Tally the lines that include "untuk". Output the number only.

══ Source records ══

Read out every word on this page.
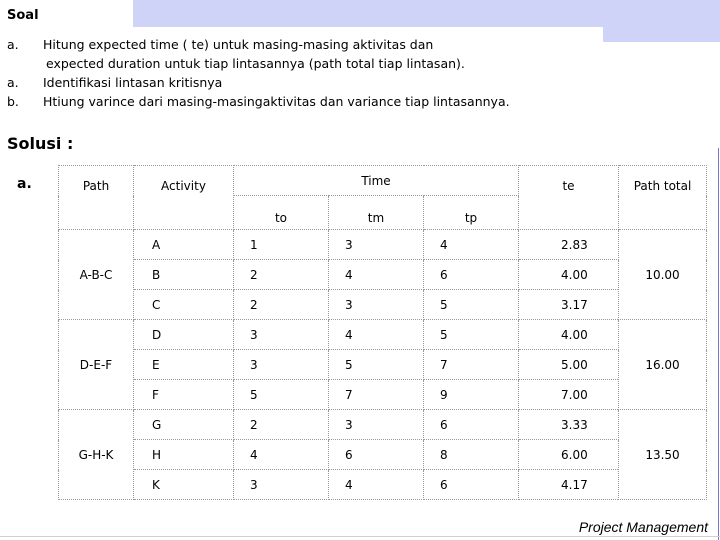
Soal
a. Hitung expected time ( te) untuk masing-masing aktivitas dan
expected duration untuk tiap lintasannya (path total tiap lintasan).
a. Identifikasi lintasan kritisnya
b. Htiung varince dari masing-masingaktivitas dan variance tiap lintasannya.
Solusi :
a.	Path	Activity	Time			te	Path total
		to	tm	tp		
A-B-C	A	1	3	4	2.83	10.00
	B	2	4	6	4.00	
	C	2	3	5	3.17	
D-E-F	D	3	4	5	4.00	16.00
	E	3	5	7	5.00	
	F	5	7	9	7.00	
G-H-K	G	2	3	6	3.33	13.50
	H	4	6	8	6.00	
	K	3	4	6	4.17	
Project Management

═══
══ Source records ══

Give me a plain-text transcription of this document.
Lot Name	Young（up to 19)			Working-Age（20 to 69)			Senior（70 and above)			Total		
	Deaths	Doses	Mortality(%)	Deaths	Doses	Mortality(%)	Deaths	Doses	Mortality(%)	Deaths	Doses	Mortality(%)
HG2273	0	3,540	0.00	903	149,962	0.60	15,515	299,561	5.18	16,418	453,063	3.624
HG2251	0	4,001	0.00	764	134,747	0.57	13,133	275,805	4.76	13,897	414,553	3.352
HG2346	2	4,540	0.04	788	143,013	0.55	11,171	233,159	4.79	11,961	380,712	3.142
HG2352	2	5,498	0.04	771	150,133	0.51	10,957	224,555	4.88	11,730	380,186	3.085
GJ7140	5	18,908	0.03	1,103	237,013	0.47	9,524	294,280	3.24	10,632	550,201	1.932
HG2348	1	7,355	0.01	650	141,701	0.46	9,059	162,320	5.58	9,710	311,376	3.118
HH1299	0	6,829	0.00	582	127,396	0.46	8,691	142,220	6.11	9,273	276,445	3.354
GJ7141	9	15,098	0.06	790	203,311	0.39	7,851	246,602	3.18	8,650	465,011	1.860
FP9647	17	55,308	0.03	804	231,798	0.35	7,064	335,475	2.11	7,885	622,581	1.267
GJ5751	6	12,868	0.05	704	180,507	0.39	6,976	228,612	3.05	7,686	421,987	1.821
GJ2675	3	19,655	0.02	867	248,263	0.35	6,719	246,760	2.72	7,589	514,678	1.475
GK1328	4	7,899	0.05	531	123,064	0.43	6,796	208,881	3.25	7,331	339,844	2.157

═══

● Finished answer
2